*SOURCE PASSAGE*
— BEGIN —

Canadian Committee for the Theory of Machines and Mechanisms
- Abbreviation: CCToMM
- Formation: September 1971
- Type: NGO
- Legal status: Not for profit
- Purpose: Professional Cooperation
- Region served: Canada
- Official language: English and French
- Chair: Scott B. Nokleby
- Affiliations: IFToMM
- Website: www.cctomm.ca

= Canadian Committee for the Theory of Machines and Mechanisms =

Organization

The Canadian Committee for the Theory of Machines and Mechanisms (CCToMM) is the Canadian branch of the International Federation for the Promotion of Mechanism and Machine Science (IFToMM). As with IFToMM, CCToMM is an organization that supports the exchange of researchers and engineers from a wide range of disciplines related to Mechanical Engineering.

==Mission==
To promote research and development in the field of Machines and Mechanisms by theoretical and experimental methods, along with their practical application.

— END —

*INFORMATION SUPPLIED*
— BEGIN —

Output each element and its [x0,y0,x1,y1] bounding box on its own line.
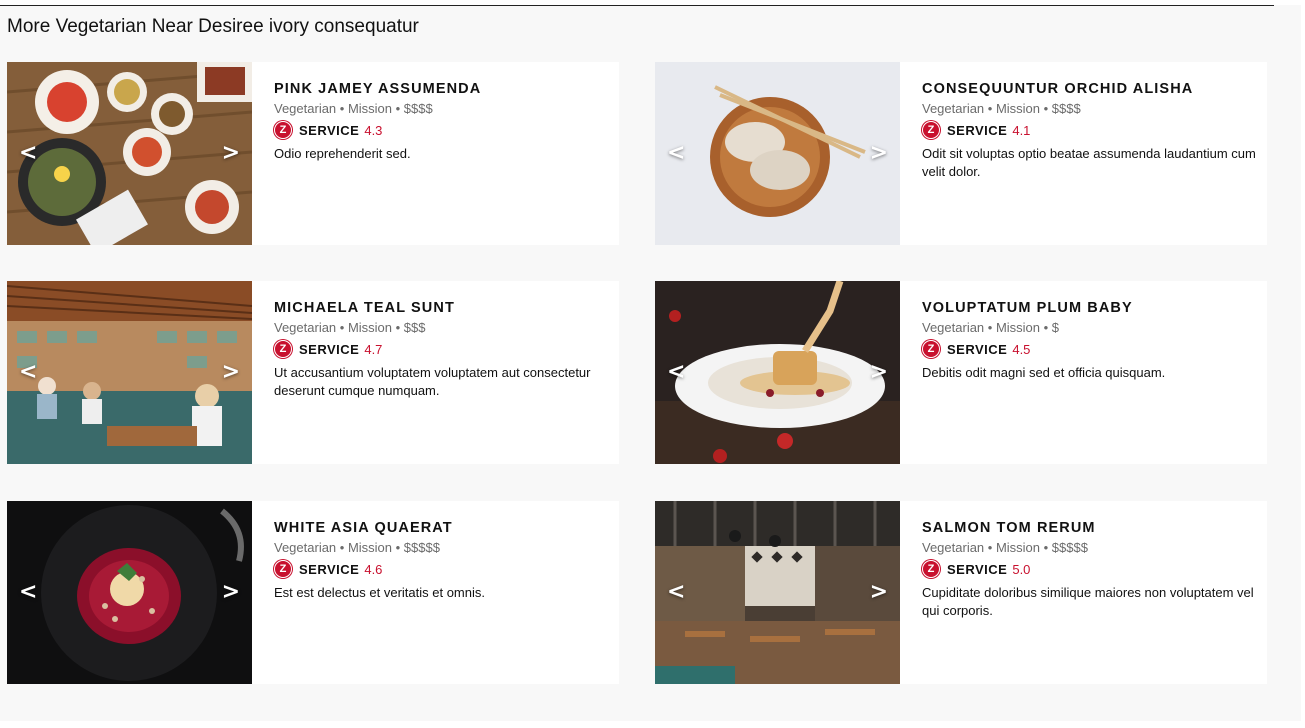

— END —

*PROBLEM DESCRIPTION*
Return the passage of the committee profile exactly, everything from "The Canadian Committee" down to "to Mechanical Engineering.". Rely only on the committee profile text; the accompanying material plays no part.

*WRITTEN ANSWER*
The Canadian Committee for the Theory of Machines and Mechanisms (CCToMM) is the Canadian branch of the International Federation for the Promotion of Mechanism and Machine Science (IFToMM). As with IFToMM, CCToMM is an organization that supports the exchange of researchers and engineers from a wide range of disciplines related to Mechanical Engineering.